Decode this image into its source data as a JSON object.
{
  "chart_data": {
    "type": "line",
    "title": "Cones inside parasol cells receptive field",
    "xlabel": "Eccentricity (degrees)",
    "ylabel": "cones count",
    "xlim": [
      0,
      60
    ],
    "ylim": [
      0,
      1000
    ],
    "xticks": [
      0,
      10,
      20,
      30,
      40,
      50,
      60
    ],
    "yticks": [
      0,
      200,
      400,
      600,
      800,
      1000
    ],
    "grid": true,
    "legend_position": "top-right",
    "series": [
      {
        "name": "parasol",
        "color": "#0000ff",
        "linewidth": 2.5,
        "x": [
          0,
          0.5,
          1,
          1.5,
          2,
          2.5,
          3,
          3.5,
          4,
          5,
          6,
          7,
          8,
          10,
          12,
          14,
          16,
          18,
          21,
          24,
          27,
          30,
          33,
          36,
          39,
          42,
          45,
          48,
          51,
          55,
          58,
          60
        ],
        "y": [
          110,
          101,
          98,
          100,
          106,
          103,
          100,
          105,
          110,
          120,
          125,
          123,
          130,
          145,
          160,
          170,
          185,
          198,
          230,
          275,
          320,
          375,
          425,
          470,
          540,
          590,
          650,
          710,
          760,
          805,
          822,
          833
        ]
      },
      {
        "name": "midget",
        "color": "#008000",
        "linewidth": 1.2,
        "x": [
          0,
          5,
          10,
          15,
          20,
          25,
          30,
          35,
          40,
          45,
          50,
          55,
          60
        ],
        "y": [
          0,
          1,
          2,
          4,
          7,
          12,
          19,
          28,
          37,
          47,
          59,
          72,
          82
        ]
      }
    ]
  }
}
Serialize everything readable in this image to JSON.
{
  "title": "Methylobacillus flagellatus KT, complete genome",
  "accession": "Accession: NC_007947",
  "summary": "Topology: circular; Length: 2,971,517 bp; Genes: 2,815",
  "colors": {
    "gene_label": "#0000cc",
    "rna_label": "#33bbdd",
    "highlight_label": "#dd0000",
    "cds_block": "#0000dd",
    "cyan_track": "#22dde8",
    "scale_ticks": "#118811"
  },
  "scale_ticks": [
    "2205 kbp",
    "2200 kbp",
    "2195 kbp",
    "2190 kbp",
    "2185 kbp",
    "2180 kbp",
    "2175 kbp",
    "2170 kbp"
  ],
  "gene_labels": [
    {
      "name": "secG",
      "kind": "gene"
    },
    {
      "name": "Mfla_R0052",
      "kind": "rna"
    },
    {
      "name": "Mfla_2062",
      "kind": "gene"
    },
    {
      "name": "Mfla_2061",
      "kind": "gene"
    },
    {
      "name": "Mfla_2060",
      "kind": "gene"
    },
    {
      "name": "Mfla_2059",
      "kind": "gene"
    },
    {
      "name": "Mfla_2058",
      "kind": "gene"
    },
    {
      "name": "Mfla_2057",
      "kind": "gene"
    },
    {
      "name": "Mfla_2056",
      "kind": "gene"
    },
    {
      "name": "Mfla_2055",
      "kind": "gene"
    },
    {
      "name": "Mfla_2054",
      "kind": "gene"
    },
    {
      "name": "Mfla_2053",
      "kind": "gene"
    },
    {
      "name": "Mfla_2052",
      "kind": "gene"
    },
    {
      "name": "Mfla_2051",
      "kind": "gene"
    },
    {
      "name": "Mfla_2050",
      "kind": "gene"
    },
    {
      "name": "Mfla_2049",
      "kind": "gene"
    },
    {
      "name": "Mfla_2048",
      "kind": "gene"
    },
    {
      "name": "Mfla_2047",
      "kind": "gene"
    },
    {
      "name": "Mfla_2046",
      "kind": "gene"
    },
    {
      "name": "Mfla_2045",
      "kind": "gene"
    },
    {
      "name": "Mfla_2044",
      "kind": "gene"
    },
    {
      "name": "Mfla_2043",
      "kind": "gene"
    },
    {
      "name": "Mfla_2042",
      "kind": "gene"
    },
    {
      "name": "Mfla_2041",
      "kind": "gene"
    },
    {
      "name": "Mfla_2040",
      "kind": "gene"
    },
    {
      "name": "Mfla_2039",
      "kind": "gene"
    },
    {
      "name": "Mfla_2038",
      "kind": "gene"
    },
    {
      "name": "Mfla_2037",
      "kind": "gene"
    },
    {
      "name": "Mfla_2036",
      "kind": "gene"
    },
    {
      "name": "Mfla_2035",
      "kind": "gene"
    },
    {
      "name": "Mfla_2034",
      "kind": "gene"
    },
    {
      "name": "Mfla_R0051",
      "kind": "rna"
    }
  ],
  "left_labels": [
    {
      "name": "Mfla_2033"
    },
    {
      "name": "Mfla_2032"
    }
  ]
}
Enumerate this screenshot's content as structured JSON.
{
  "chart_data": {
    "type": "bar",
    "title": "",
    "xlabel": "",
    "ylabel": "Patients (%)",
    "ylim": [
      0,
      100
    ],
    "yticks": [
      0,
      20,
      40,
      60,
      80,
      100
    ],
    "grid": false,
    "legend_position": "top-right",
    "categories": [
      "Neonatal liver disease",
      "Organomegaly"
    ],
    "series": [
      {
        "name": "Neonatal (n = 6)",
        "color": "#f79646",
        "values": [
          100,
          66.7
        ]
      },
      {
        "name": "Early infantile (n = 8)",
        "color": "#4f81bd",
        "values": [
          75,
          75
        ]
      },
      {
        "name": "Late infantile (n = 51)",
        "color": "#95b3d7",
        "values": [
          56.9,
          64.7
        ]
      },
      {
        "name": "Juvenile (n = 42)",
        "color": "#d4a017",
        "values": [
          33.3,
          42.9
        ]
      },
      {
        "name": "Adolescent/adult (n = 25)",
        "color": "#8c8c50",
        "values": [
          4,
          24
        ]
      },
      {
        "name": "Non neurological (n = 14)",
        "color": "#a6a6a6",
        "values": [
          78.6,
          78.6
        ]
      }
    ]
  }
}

|---|

■ **Required action**: Return the lines from the line containing "Enumerate this screenshot's" to the end of the entries above, exactly as they appear and with no other output.

■ **Response below**:
Enumerate this screenshot's content as structured JSON.
{
  "chart_data": {
    "type": "bar",
    "title": "",
    "xlabel": "",
    "ylabel": "Patients (%)",
    "ylim": [
      0,
      100
    ],
    "yticks": [
      0,
      20,
      40,
      60,
      80,
      100
    ],
    "grid": false,
    "legend_position": "top-right",
    "categories": [
      "Neonatal liver disease",
      "Organomegaly"
    ],
    "series": [
      {
        "name": "Neonatal (n = 6)",
        "color": "#f79646",
        "values": [
          100,
          66.7
        ]
      },
      {
        "name": "Early infantile (n = 8)",
        "color": "#4f81bd",
        "values": [
          75,
          75
        ]
      },
      {
        "name": "Late infantile (n = 51)",
        "color": "#95b3d7",
        "values": [
          56.9,
          64.7
        ]
      },
      {
        "name": "Juvenile (n = 42)",
        "color": "#d4a017",
        "values": [
          33.3,
          42.9
        ]
      },
      {
        "name": "Adolescent/adult (n = 25)",
        "color": "#8c8c50",
        "values": [
          4,
          24
        ]
      },
      {
        "name": "Non neurological (n = 14)",
        "color": "#a6a6a6",
        "values": [
          78.6,
          78.6
        ]
      }
    ]
  }
}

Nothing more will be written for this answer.